Énoncé A
Réponds à ces questions d'après l'article sur le piégeage du Hezbollah :
(i) Dans quelle ville a explosé, mercredi, le talkie-walkie piégé de la photo ?
(ii) Depuis combien de temps l'entreprise qui fabrique ces talkies-walkies affirme-t-elle ne plus produire l'appareil ?
(iii) Quels jours l'opération a-t-elle semé le chaos au sein du Hezbollah ?

----

Bipeurs libanais, cheval de Troie hongrois… Comment Israël a piégé deux fois le Hezbollah

À Baalbek, un des talkies-walkies piégés ayant explosé, mercredi. L’entreprise qui les fabrique assure ne plus produire l’appareil « depuis une décennie » et que les modèles en circulation sont « des contrefaçons ». © SULEIMAN AMHAZ / Anadolu via AFP

RÉCIT – Plusieurs années de préparation ont permis l’opération qui a semé le chaos au sein du Hezbollah libanais mardi et mercredi.

C’est une histoire de fausses pistes. Elle se joue au Liban, en Israël, en Hongrie, en Bulgarie… Et sans doute ailleurs encore. Les services de renseignements en ont l’habitude : créer des couvertures, installer des agents dormants, se donner l’apparence de la normalité pour tromper la vigilance. Parfois, les agents s’adonnent à de vrais faux métiers, fondent de vraies fausses entreprises qui prospèrent pendant des mois ou des années. Elles nouent des contrats, réels ou pas, dans un objectif bien précis.

----

Énoncé B
Dans les enregistrements, remplace « Manual Setup » par « Configuration manuelle » sur les lignes qui vont de celle contenant « next-button[interactable]: Next bbox=[819, 604, 939, 640] » jusqu'à la fin des enregistrements, ces deux bornes comprises. Ne redonne que ces lignes, sans rien changer d'autre.

----

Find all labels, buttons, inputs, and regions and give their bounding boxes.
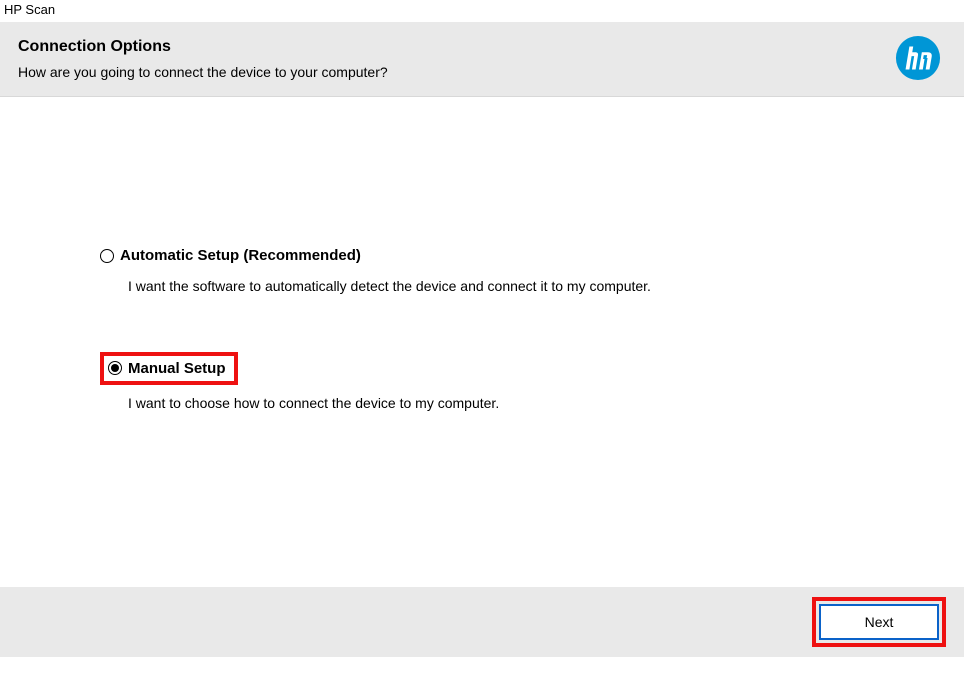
next-button[interactable]: Next bbox=[819, 604, 939, 640]
option-automatic-label: Automatic Setup (Recommended) bbox=[120, 247, 361, 264]
radio-automatic-setup[interactable]: Automatic Setup (Recommended) bbox=[100, 247, 361, 264]
option-manual-description: I want to choose how to connect the devi… bbox=[128, 395, 924, 411]
page-subtitle: How are you going to connect the device … bbox=[18, 64, 894, 80]
connection-options: Automatic Setup (Recommended) I want the… bbox=[100, 247, 924, 411]
option-manual-label: Manual Setup bbox=[128, 360, 226, 377]
hp-logo-icon bbox=[894, 34, 942, 82]
window-title: HP Scan bbox=[4, 2, 55, 17]
next-button-label: Next bbox=[865, 614, 894, 630]
header-text-block: Connection Options How are you going to … bbox=[18, 38, 894, 80]
window-titlebar: HP Scan bbox=[0, 0, 964, 22]
page-header: Connection Options How are you going to … bbox=[0, 22, 964, 97]
next-button-highlight: Next bbox=[812, 597, 946, 647]
radio-unchecked-icon bbox=[100, 249, 114, 263]
option-automatic-setup: Automatic Setup (Recommended) I want the… bbox=[100, 247, 924, 294]
option-manual-setup: Manual Setup I want to choose how to con… bbox=[100, 352, 924, 411]
content-panel: Automatic Setup (Recommended) I want the… bbox=[0, 97, 964, 587]
option-automatic-description: I want the software to automatically det… bbox=[128, 278, 924, 294]
radio-checked-icon bbox=[108, 361, 122, 375]
page-footer: Next bbox=[0, 587, 964, 657]
page-title: Connection Options bbox=[18, 38, 894, 56]
radio-manual-setup[interactable]: Manual Setup bbox=[100, 352, 238, 385]
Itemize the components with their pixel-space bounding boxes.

----

Résultat attendu A
(i) À Baalbek.
(ii) Depuis une décennie.
(iii) Mardi et mercredi.

Résultat attendu B
next-button[interactable]: Next bbox=[819, 604, 939, 640]
option-automatic-label: Automatic Setup (Recommended) bbox=[120, 247, 361, 264]
radio-automatic-setup[interactable]: Automatic Setup (Recommended) bbox=[100, 247, 361, 264]
option-manual-description: I want to choose how to connect the devi… bbox=[128, 395, 924, 411]
page-subtitle: How are you going to connect the device … bbox=[18, 64, 894, 80]
connection-options: Automatic Setup (Recommended) I want the… bbox=[100, 247, 924, 411]
option-manual-label: Configuration manuelle bbox=[128, 360, 226, 377]
hp-logo-icon bbox=[894, 34, 942, 82]
window-title: HP Scan bbox=[4, 2, 55, 17]
next-button-label: Next bbox=[865, 614, 894, 630]
header-text-block: Connection Options How are you going to … bbox=[18, 38, 894, 80]
window-titlebar: HP Scan bbox=[0, 0, 964, 22]
page-header: Connection Options How are you going to … bbox=[0, 22, 964, 97]
next-button-highlight: Next bbox=[812, 597, 946, 647]
radio-unchecked-icon bbox=[100, 249, 114, 263]
option-automatic-setup: Automatic Setup (Recommended) I want the… bbox=[100, 247, 924, 294]
option-manual-setup: Configuration manuelle I want to choose how to con… bbox=[100, 352, 924, 411]
content-panel: Automatic Setup (Recommended) I want the… bbox=[0, 97, 964, 587]
option-automatic-description: I want the software to automatically det… bbox=[128, 278, 924, 294]
radio-checked-icon bbox=[108, 361, 122, 375]
page-footer: Next bbox=[0, 587, 964, 657]
page-title: Connection Options bbox=[18, 38, 894, 56]
radio-manual-setup[interactable]: Configuration manuelle bbox=[100, 352, 238, 385]
Itemize the components with their pixel-space bounding boxes.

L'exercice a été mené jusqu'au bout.